RECORDS FOR THIS TASK:

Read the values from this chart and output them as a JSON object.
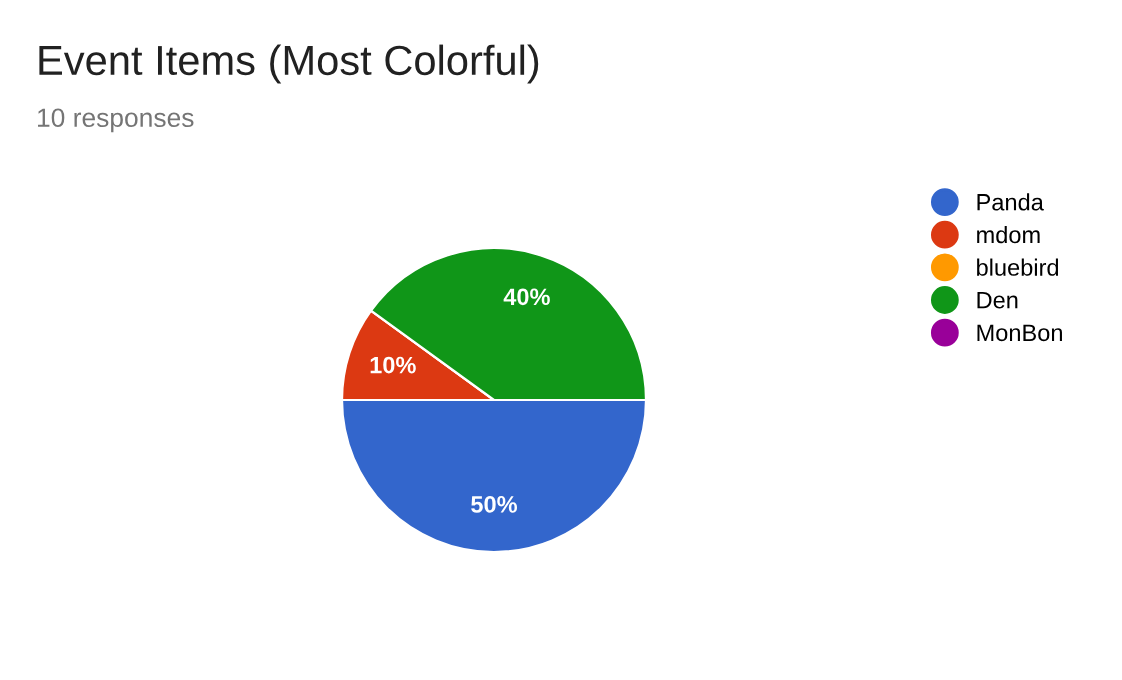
{
  "chart_data": {
    "type": "pie",
    "title": "Event Items (Most Colorful)",
    "subtitle": "10 responses",
    "categories": [
      "Panda",
      "mdom",
      "bluebird",
      "Den",
      "MonBon"
    ],
    "values": [
      50,
      10,
      0,
      40,
      0
    ],
    "colors": [
      "#3366cc",
      "#dc3912",
      "#ff9900",
      "#109618",
      "#990099"
    ],
    "value_labels": [
      "50%",
      "10%",
      null,
      "40%",
      null
    ],
    "legend": "right"
  }
}
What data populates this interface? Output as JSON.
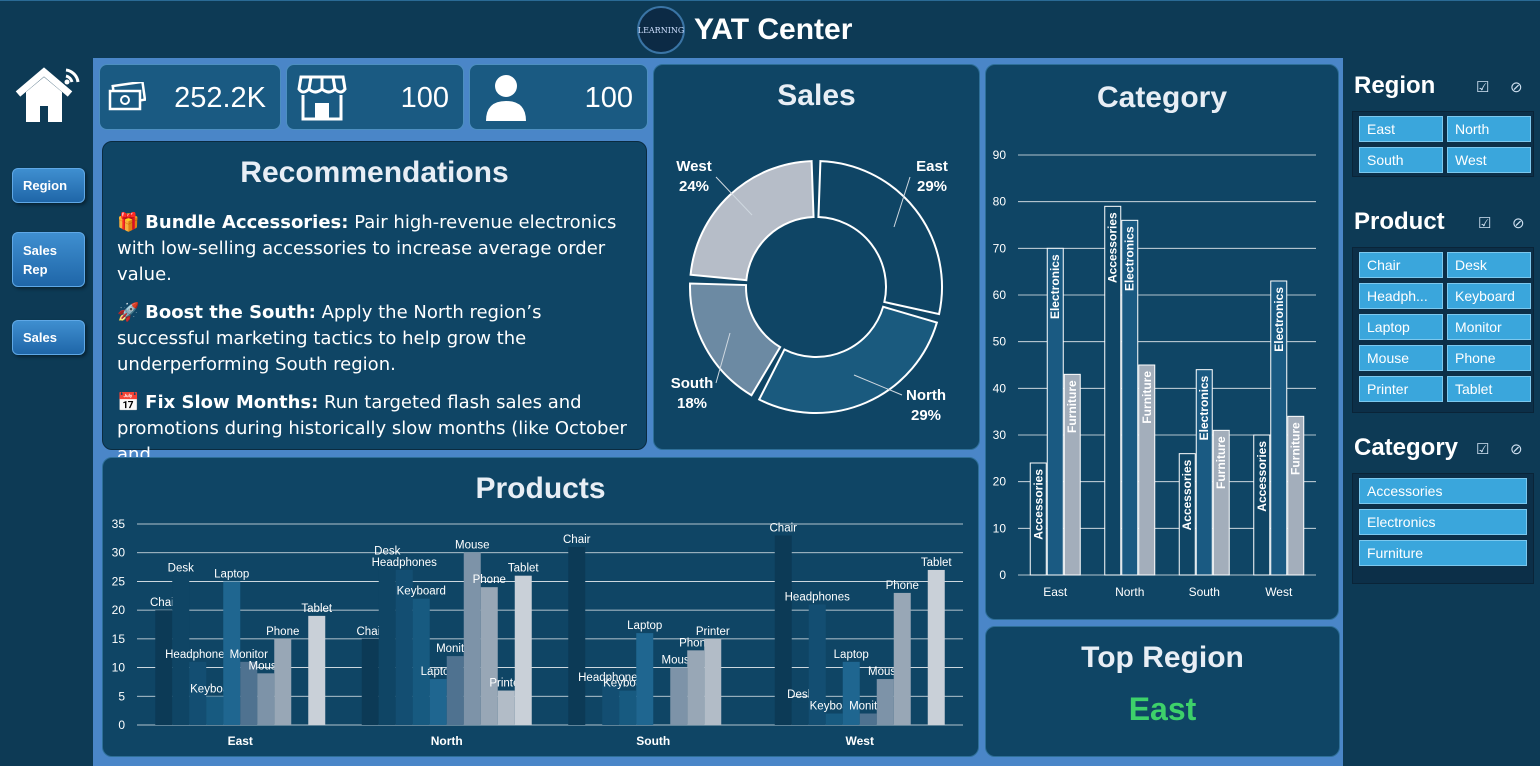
{
  "app": {
    "title": "YAT Center",
    "logo_text": "LEARNING"
  },
  "nav": {
    "items": [
      {
        "label": "Region"
      },
      {
        "label": "Sales Rep"
      },
      {
        "label": "Sales"
      }
    ]
  },
  "kpis": [
    {
      "icon": "money-icon",
      "value": "252.2K"
    },
    {
      "icon": "store-icon",
      "value": "100"
    },
    {
      "icon": "user-icon",
      "value": "100"
    }
  ],
  "recommendations": {
    "title": "Recommendations",
    "items": [
      {
        "emoji": "🎁",
        "heading": "Bundle Accessories:",
        "text": " Pair high-revenue electronics with low-selling accessories to increase average order value."
      },
      {
        "emoji": "🚀",
        "heading": "Boost the South:",
        "text": " Apply the North region’s successful marketing tactics to help grow the underperforming South region."
      },
      {
        "emoji": "📅",
        "heading": "Fix Slow Months:",
        "text": " Run targeted flash sales and promotions during historically slow months (like October and"
      }
    ]
  },
  "top_region": {
    "title": "Top Region",
    "value": "East",
    "color": "#3dd16a"
  },
  "colors": {
    "accent": "#3aa6dc",
    "panel": "#0f4565",
    "background": "#4a86c8"
  },
  "slicers": [
    {
      "title": "Region",
      "items": [
        "East",
        "North",
        "South",
        "West"
      ]
    },
    {
      "title": "Product",
      "items": [
        "Chair",
        "Desk",
        "Headph...",
        "Keyboard",
        "Laptop",
        "Monitor",
        "Mouse",
        "Phone",
        "Printer",
        "Tablet"
      ]
    },
    {
      "title": "Category",
      "items": [
        "Accessories",
        "Electronics",
        "Furniture"
      ]
    }
  ],
  "chart_data": [
    {
      "type": "pie",
      "title": "Sales",
      "donut": true,
      "categories": [
        "East",
        "North",
        "South",
        "West"
      ],
      "values": [
        29,
        29,
        18,
        24
      ],
      "labels": [
        "29%",
        "29%",
        "18%",
        "24%"
      ],
      "colors": [
        "#0f4565",
        "#1a5a7e",
        "#6c8aa3",
        "#b6bdc8"
      ]
    },
    {
      "type": "bar",
      "title": "Category",
      "categories": [
        "East",
        "North",
        "South",
        "West"
      ],
      "series": [
        {
          "name": "Accessories",
          "values": [
            24,
            79,
            26,
            30
          ],
          "color": "#0f4565"
        },
        {
          "name": "Electronics",
          "values": [
            70,
            76,
            44,
            63
          ],
          "color": "#1a5a82"
        },
        {
          "name": "Furniture",
          "values": [
            43,
            45,
            31,
            34
          ],
          "color": "#a3aebb"
        }
      ],
      "yticks": [
        0,
        10,
        20,
        30,
        40,
        50,
        60,
        70,
        80,
        90
      ],
      "ylim": [
        0,
        90
      ],
      "grid": true
    },
    {
      "type": "bar",
      "title": "Products",
      "categories": [
        "East",
        "North",
        "South",
        "West"
      ],
      "series": [
        {
          "name": "Chair",
          "values": [
            20,
            15,
            31,
            33
          ],
          "color": "#0c3a56"
        },
        {
          "name": "Desk",
          "values": [
            26,
            29,
            0,
            4
          ],
          "color": "#0f4565"
        },
        {
          "name": "Headphones",
          "values": [
            11,
            27,
            7,
            21
          ],
          "color": "#134e72"
        },
        {
          "name": "Keyboard",
          "values": [
            5,
            22,
            6,
            2
          ],
          "color": "#175a80"
        },
        {
          "name": "Laptop",
          "values": [
            25,
            8,
            16,
            11
          ],
          "color": "#1f6690"
        },
        {
          "name": "Monitor",
          "values": [
            11,
            12,
            0,
            2
          ],
          "color": "#4f7290"
        },
        {
          "name": "Mouse",
          "values": [
            9,
            30,
            10,
            8
          ],
          "color": "#7d93a8"
        },
        {
          "name": "Phone",
          "values": [
            15,
            24,
            13,
            23
          ],
          "color": "#98a7b6"
        },
        {
          "name": "Printer",
          "values": [
            0,
            6,
            15,
            0
          ],
          "color": "#b2bcc7"
        },
        {
          "name": "Tablet",
          "values": [
            19,
            26,
            0,
            27
          ],
          "color": "#c9d0d8"
        }
      ],
      "yticks": [
        0,
        5,
        10,
        15,
        20,
        25,
        30,
        35
      ],
      "ylim": [
        0,
        35
      ],
      "grid": true
    }
  ]
}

WRITTEN REQUEST: Reproduce all of the data exactly, omitting each picture it holds.

RESPONSE:
Read the values from this chart and output them as a JSON object.
{
  "chart_data": {
    "type": "pie",
    "title": "Event Items (Most Colorful)",
    "subtitle": "10 responses",
    "categories": [
      "Panda",
      "mdom",
      "bluebird",
      "Den",
      "MonBon"
    ],
    "values": [
      50,
      10,
      0,
      40,
      0
    ],
    "colors": [
      "#3366cc",
      "#dc3912",
      "#ff9900",
      "#109618",
      "#990099"
    ],
    "value_labels": [
      "50%",
      "10%",
      null,
      "40%",
      null
    ],
    "legend": "right"
  }
}
What data populates this interface? Output as JSON.
{
  "app": {
    "title": "YAT Center",
    "logo_text": "LEARNING"
  },
  "nav": {
    "items": [
      {
        "label": "Region"
      },
      {
        "label": "Sales Rep"
      },
      {
        "label": "Sales"
      }
    ]
  },
  "kpis": [
    {
      "icon": "money-icon",
      "value": "252.2K"
    },
    {
      "icon": "store-icon",
      "value": "100"
    },
    {
      "icon": "user-icon",
      "value": "100"
    }
  ],
  "recommendations": {
    "title": "Recommendations",
    "items": [
      {
        "emoji": "🎁",
        "heading": "Bundle Accessories:",
        "text": " Pair high-revenue electronics with low-selling accessories to increase average order value."
      },
      {
        "emoji": "🚀",
        "heading": "Boost the South:",
        "text": " Apply the North region’s successful marketing tactics to help grow the underperforming South region."
      },
      {
        "emoji": "📅",
        "heading": "Fix Slow Months:",
        "text": " Run targeted flash sales and promotions during historically slow months (like October and"
      }
    ]
  },
  "top_region": {
    "title": "Top Region",
    "value": "East",
    "color": "#3dd16a"
  },
  "colors": {
    "accent": "#3aa6dc",
    "panel": "#0f4565",
    "background": "#4a86c8"
  },
  "slicers": [
    {
      "title": "Region",
      "items": [
        "East",
        "North",
        "South",
        "West"
      ]
    },
    {
      "title": "Product",
      "items": [
        "Chair",
        "Desk",
        "Headph...",
        "Keyboard",
        "Laptop",
        "Monitor",
        "Mouse",
        "Phone",
        "Printer",
        "Tablet"
      ]
    },
    {
      "title": "Category",
      "items": [
        "Accessories",
        "Electronics",
        "Furniture"
      ]
    }
  ],
  "chart_data": [
    {
      "type": "pie",
      "title": "Sales",
      "donut": true,
      "categories": [
        "East",
        "North",
        "South",
        "West"
      ],
      "values": [
        29,
        29,
        18,
        24
      ],
      "labels": [
        "29%",
        "29%",
        "18%",
        "24%"
      ],
      "colors": [
        "#0f4565",
        "#1a5a7e",
        "#6c8aa3",
        "#b6bdc8"
      ]
    },
    {
      "type": "bar",
      "title": "Category",
      "categories": [
        "East",
        "North",
        "South",
        "West"
      ],
      "series": [
        {
          "name": "Accessories",
          "values": [
            24,
            79,
            26,
            30
          ],
          "color": "#0f4565"
        },
        {
          "name": "Electronics",
          "values": [
            70,
            76,
            44,
            63
          ],
          "color": "#1a5a82"
        },
        {
          "name": "Furniture",
          "values": [
            43,
            45,
            31,
            34
          ],
          "color": "#a3aebb"
        }
      ],
      "yticks": [
        0,
        10,
        20,
        30,
        40,
        50,
        60,
        70,
        80,
        90
      ],
      "ylim": [
        0,
        90
      ],
      "grid": true
    },
    {
      "type": "bar",
      "title": "Products",
      "categories": [
        "East",
        "North",
        "South",
        "West"
      ],
      "series": [
        {
          "name": "Chair",
          "values": [
            20,
            15,
            31,
            33
          ],
          "color": "#0c3a56"
        },
        {
          "name": "Desk",
          "values": [
            26,
            29,
            0,
            4
          ],
          "color": "#0f4565"
        },
        {
          "name": "Headphones",
          "values": [
            11,
            27,
            7,
            21
          ],
          "color": "#134e72"
        },
        {
          "name": "Keyboard",
          "values": [
            5,
            22,
            6,
            2
          ],
          "color": "#175a80"
        },
        {
          "name": "Laptop",
          "values": [
            25,
            8,
            16,
            11
          ],
          "color": "#1f6690"
        },
        {
          "name": "Monitor",
          "values": [
            11,
            12,
            0,
            2
          ],
          "color": "#4f7290"
        },
        {
          "name": "Mouse",
          "values": [
            9,
            30,
            10,
            8
          ],
          "color": "#7d93a8"
        },
        {
          "name": "Phone",
          "values": [
            15,
            24,
            13,
            23
          ],
          "color": "#98a7b6"
        },
        {
          "name": "Printer",
          "values": [
            0,
            6,
            15,
            0
          ],
          "color": "#b2bcc7"
        },
        {
          "name": "Tablet",
          "values": [
            19,
            26,
            0,
            27
          ],
          "color": "#c9d0d8"
        }
      ],
      "yticks": [
        0,
        5,
        10,
        15,
        20,
        25,
        30,
        35
      ],
      "ylim": [
        0,
        35
      ],
      "grid": true
    }
  ]
}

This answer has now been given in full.